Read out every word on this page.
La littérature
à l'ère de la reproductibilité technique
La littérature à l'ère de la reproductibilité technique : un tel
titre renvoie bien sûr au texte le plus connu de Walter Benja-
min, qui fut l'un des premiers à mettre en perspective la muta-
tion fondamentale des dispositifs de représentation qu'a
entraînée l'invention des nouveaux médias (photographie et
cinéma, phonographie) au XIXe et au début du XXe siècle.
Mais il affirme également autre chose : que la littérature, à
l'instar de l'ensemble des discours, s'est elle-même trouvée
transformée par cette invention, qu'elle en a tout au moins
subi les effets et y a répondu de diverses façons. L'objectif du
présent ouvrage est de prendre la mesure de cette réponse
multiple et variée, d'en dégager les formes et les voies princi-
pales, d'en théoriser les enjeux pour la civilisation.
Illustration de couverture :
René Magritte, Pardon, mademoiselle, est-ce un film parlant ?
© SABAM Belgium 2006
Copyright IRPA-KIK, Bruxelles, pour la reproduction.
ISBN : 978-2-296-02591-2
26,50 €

-.-.-

» **WHAT THIS TASK INVOLVES**: Copy all of the data exactly.

» **WRITTEN ANSWER**:
Read out every word on this page.
La littérature
à l'ère de la reproductibilité technique
La littérature à l'ère de la reproductibilité technique : un tel
titre renvoie bien sûr au texte le plus connu de Walter Benja-
min, qui fut l'un des premiers à mettre en perspective la muta-
tion fondamentale des dispositifs de représentation qu'a
entraînée l'invention des nouveaux médias (photographie et
cinéma, phonographie) au XIXe et au début du XXe siècle.
Mais il affirme également autre chose : que la littérature, à
l'instar de l'ensemble des discours, s'est elle-même trouvée
transformée par cette invention, qu'elle en a tout au moins
subi les effets et y a répondu de diverses façons. L'objectif du
présent ouvrage est de prendre la mesure de cette réponse
multiple et variée, d'en dégager les formes et les voies princi-
pales, d'en théoriser les enjeux pour la civilisation.
Illustration de couverture :
René Magritte, Pardon, mademoiselle, est-ce un film parlant ?
© SABAM Belgium 2006
Copyright IRPA-KIK, Bruxelles, pour la reproduction.
ISBN : 978-2-296-02591-2
26,50 €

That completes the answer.